WORKING DATA:
* * * * *

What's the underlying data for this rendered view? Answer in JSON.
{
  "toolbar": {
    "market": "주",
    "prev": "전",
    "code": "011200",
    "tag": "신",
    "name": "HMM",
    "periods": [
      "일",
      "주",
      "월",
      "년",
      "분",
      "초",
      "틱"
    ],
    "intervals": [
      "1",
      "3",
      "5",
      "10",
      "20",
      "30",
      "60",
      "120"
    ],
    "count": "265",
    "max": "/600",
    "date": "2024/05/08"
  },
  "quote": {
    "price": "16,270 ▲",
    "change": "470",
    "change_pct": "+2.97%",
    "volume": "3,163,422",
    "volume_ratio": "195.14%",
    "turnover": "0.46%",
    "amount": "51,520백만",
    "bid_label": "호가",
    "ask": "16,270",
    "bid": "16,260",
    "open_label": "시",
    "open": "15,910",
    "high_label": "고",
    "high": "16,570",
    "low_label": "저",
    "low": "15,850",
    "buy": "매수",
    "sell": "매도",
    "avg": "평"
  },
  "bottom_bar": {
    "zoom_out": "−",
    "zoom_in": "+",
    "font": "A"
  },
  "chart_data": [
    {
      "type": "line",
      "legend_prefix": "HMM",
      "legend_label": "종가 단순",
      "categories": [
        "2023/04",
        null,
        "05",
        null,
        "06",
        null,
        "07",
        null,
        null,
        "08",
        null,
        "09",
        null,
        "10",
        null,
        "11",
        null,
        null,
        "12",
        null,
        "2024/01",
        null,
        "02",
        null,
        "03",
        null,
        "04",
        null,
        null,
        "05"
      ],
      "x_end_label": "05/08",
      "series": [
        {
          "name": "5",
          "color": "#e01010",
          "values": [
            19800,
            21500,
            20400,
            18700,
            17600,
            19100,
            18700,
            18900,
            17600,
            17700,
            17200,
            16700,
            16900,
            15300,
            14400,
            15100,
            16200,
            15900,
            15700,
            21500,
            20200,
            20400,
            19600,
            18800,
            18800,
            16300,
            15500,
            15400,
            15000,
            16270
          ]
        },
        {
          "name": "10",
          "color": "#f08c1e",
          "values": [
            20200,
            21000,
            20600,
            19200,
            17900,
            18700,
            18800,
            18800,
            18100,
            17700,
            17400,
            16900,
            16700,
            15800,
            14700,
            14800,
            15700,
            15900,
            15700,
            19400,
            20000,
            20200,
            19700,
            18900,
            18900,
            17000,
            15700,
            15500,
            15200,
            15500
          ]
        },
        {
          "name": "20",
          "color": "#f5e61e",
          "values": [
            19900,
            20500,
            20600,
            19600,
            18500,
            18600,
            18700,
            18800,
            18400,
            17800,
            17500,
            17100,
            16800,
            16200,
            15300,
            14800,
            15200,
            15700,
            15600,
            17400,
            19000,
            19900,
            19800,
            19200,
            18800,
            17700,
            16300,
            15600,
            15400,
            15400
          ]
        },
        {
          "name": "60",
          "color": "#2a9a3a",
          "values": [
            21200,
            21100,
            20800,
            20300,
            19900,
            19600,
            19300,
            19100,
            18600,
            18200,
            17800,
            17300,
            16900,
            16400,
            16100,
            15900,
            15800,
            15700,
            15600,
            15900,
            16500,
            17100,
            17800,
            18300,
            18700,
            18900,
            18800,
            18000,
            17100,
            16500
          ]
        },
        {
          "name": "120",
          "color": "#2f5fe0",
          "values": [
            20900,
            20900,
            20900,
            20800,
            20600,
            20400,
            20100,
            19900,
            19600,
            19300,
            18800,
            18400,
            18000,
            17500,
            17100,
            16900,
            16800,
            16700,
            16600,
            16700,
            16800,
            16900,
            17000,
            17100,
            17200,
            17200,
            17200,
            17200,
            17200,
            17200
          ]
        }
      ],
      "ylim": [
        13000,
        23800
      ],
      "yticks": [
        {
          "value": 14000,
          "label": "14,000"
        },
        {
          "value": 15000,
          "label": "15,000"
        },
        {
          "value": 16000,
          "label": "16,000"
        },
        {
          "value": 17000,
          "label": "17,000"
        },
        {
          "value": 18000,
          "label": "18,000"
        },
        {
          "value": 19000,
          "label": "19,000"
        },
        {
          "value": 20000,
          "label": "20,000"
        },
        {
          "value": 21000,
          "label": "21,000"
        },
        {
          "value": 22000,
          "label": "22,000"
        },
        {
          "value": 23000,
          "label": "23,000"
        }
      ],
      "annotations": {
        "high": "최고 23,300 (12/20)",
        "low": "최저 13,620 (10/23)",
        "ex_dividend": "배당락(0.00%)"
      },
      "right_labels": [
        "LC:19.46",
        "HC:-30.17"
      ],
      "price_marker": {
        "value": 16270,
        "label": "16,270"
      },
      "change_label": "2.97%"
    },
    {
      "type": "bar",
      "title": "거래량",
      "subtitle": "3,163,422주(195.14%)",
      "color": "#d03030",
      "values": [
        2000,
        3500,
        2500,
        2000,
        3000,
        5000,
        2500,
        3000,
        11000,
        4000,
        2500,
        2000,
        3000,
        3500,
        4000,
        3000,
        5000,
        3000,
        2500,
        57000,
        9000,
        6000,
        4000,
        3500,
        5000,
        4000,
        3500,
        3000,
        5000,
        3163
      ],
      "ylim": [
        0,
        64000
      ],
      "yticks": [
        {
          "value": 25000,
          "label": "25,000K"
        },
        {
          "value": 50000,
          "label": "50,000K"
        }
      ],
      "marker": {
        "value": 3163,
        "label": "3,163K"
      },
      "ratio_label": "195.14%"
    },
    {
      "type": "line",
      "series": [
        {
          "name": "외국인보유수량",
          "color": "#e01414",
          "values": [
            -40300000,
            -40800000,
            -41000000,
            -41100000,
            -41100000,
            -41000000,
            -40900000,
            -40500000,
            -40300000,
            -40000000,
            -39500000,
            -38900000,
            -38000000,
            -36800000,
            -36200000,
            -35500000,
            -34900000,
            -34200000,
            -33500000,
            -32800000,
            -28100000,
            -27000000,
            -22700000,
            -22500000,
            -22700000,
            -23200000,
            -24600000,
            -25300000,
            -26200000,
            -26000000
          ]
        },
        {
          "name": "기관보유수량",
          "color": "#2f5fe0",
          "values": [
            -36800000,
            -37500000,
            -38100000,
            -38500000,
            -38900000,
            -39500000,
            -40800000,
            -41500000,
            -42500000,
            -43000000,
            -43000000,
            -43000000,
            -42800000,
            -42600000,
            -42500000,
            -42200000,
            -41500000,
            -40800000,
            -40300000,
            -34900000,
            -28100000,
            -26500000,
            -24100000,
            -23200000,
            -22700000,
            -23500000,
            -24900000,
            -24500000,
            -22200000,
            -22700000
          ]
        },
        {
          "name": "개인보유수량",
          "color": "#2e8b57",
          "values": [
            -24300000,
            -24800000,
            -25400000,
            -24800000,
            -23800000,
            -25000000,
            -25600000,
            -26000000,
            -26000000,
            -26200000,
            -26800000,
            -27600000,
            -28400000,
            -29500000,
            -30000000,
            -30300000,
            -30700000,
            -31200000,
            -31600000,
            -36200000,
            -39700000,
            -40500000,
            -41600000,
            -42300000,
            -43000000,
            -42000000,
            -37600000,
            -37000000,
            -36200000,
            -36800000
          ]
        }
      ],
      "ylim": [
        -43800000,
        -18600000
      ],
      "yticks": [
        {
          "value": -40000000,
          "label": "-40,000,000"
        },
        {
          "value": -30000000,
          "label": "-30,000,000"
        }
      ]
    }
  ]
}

* * * * *

GOAL:
Transcribe the full listing above without leaving anything out.

EXERCISE ANSWER:
What's the underlying data for this rendered view? Answer in JSON.
{
  "toolbar": {
    "market": "주",
    "prev": "전",
    "code": "011200",
    "tag": "신",
    "name": "HMM",
    "periods": [
      "일",
      "주",
      "월",
      "년",
      "분",
      "초",
      "틱"
    ],
    "intervals": [
      "1",
      "3",
      "5",
      "10",
      "20",
      "30",
      "60",
      "120"
    ],
    "count": "265",
    "max": "/600",
    "date": "2024/05/08"
  },
  "quote": {
    "price": "16,270 ▲",
    "change": "470",
    "change_pct": "+2.97%",
    "volume": "3,163,422",
    "volume_ratio": "195.14%",
    "turnover": "0.46%",
    "amount": "51,520백만",
    "bid_label": "호가",
    "ask": "16,270",
    "bid": "16,260",
    "open_label": "시",
    "open": "15,910",
    "high_label": "고",
    "high": "16,570",
    "low_label": "저",
    "low": "15,850",
    "buy": "매수",
    "sell": "매도",
    "avg": "평"
  },
  "bottom_bar": {
    "zoom_out": "−",
    "zoom_in": "+",
    "font": "A"
  },
  "chart_data": [
    {
      "type": "line",
      "legend_prefix": "HMM",
      "legend_label": "종가 단순",
      "categories": [
        "2023/04",
        null,
        "05",
        null,
        "06",
        null,
        "07",
        null,
        null,
        "08",
        null,
        "09",
        null,
        "10",
        null,
        "11",
        null,
        null,
        "12",
        null,
        "2024/01",
        null,
        "02",
        null,
        "03",
        null,
        "04",
        null,
        null,
        "05"
      ],
      "x_end_label": "05/08",
      "series": [
        {
          "name": "5",
          "color": "#e01010",
          "values": [
            19800,
            21500,
            20400,
            18700,
            17600,
            19100,
            18700,
            18900,
            17600,
            17700,
            17200,
            16700,
            16900,
            15300,
            14400,
            15100,
            16200,
            15900,
            15700,
            21500,
            20200,
            20400,
            19600,
            18800,
            18800,
            16300,
            15500,
            15400,
            15000,
            16270
          ]
        },
        {
          "name": "10",
          "color": "#f08c1e",
          "values": [
            20200,
            21000,
            20600,
            19200,
            17900,
            18700,
            18800,
            18800,
            18100,
            17700,
            17400,
            16900,
            16700,
            15800,
            14700,
            14800,
            15700,
            15900,
            15700,
            19400,
            20000,
            20200,
            19700,
            18900,
            18900,
            17000,
            15700,
            15500,
            15200,
            15500
          ]
        },
        {
          "name": "20",
          "color": "#f5e61e",
          "values": [
            19900,
            20500,
            20600,
            19600,
            18500,
            18600,
            18700,
            18800,
            18400,
            17800,
            17500,
            17100,
            16800,
            16200,
            15300,
            14800,
            15200,
            15700,
            15600,
            17400,
            19000,
            19900,
            19800,
            19200,
            18800,
            17700,
            16300,
            15600,
            15400,
            15400
          ]
        },
        {
          "name": "60",
          "color": "#2a9a3a",
          "values": [
            21200,
            21100,
            20800,
            20300,
            19900,
            19600,
            19300,
            19100,
            18600,
            18200,
            17800,
            17300,
            16900,
            16400,
            16100,
            15900,
            15800,
            15700,
            15600,
            15900,
            16500,
            17100,
            17800,
            18300,
            18700,
            18900,
            18800,
            18000,
            17100,
            16500
          ]
        },
        {
          "name": "120",
          "color": "#2f5fe0",
          "values": [
            20900,
            20900,
            20900,
            20800,
            20600,
            20400,
            20100,
            19900,
            19600,
            19300,
            18800,
            18400,
            18000,
            17500,
            17100,
            16900,
            16800,
            16700,
            16600,
            16700,
            16800,
            16900,
            17000,
            17100,
            17200,
            17200,
            17200,
            17200,
            17200,
            17200
          ]
        }
      ],
      "ylim": [
        13000,
        23800
      ],
      "yticks": [
        {
          "value": 14000,
          "label": "14,000"
        },
        {
          "value": 15000,
          "label": "15,000"
        },
        {
          "value": 16000,
          "label": "16,000"
        },
        {
          "value": 17000,
          "label": "17,000"
        },
        {
          "value": 18000,
          "label": "18,000"
        },
        {
          "value": 19000,
          "label": "19,000"
        },
        {
          "value": 20000,
          "label": "20,000"
        },
        {
          "value": 21000,
          "label": "21,000"
        },
        {
          "value": 22000,
          "label": "22,000"
        },
        {
          "value": 23000,
          "label": "23,000"
        }
      ],
      "annotations": {
        "high": "최고 23,300 (12/20)",
        "low": "최저 13,620 (10/23)",
        "ex_dividend": "배당락(0.00%)"
      },
      "right_labels": [
        "LC:19.46",
        "HC:-30.17"
      ],
      "price_marker": {
        "value": 16270,
        "label": "16,270"
      },
      "change_label": "2.97%"
    },
    {
      "type": "bar",
      "title": "거래량",
      "subtitle": "3,163,422주(195.14%)",
      "color": "#d03030",
      "values": [
        2000,
        3500,
        2500,
        2000,
        3000,
        5000,
        2500,
        3000,
        11000,
        4000,
        2500,
        2000,
        3000,
        3500,
        4000,
        3000,
        5000,
        3000,
        2500,
        57000,
        9000,
        6000,
        4000,
        3500,
        5000,
        4000,
        3500,
        3000,
        5000,
        3163
      ],
      "ylim": [
        0,
        64000
      ],
      "yticks": [
        {
          "value": 25000,
          "label": "25,000K"
        },
        {
          "value": 50000,
          "label": "50,000K"
        }
      ],
      "marker": {
        "value": 3163,
        "label": "3,163K"
      },
      "ratio_label": "195.14%"
    },
    {
      "type": "line",
      "series": [
        {
          "name": "외국인보유수량",
          "color": "#e01414",
          "values": [
            -40300000,
            -40800000,
            -41000000,
            -41100000,
            -41100000,
            -41000000,
            -40900000,
            -40500000,
            -40300000,
            -40000000,
            -39500000,
            -38900000,
            -38000000,
            -36800000,
            -36200000,
            -35500000,
            -34900000,
            -34200000,
            -33500000,
            -32800000,
            -28100000,
            -27000000,
            -22700000,
            -22500000,
            -22700000,
            -23200000,
            -24600000,
            -25300000,
            -26200000,
            -26000000
          ]
        },
        {
          "name": "기관보유수량",
          "color": "#2f5fe0",
          "values": [
            -36800000,
            -37500000,
            -38100000,
            -38500000,
            -38900000,
            -39500000,
            -40800000,
            -41500000,
            -42500000,
            -43000000,
            -43000000,
            -43000000,
            -42800000,
            -42600000,
            -42500000,
            -42200000,
            -41500000,
            -40800000,
            -40300000,
            -34900000,
            -28100000,
            -26500000,
            -24100000,
            -23200000,
            -22700000,
            -23500000,
            -24900000,
            -24500000,
            -22200000,
            -22700000
          ]
        },
        {
          "name": "개인보유수량",
          "color": "#2e8b57",
          "values": [
            -24300000,
            -24800000,
            -25400000,
            -24800000,
            -23800000,
            -25000000,
            -25600000,
            -26000000,
            -26000000,
            -26200000,
            -26800000,
            -27600000,
            -28400000,
            -29500000,
            -30000000,
            -30300000,
            -30700000,
            -31200000,
            -31600000,
            -36200000,
            -39700000,
            -40500000,
            -41600000,
            -42300000,
            -43000000,
            -42000000,
            -37600000,
            -37000000,
            -36200000,
            -36800000
          ]
        }
      ],
      "ylim": [
        -43800000,
        -18600000
      ],
      "yticks": [
        {
          "value": -40000000,
          "label": "-40,000,000"
        },
        {
          "value": -30000000,
          "label": "-30,000,000"
        }
      ]
    }
  ]
}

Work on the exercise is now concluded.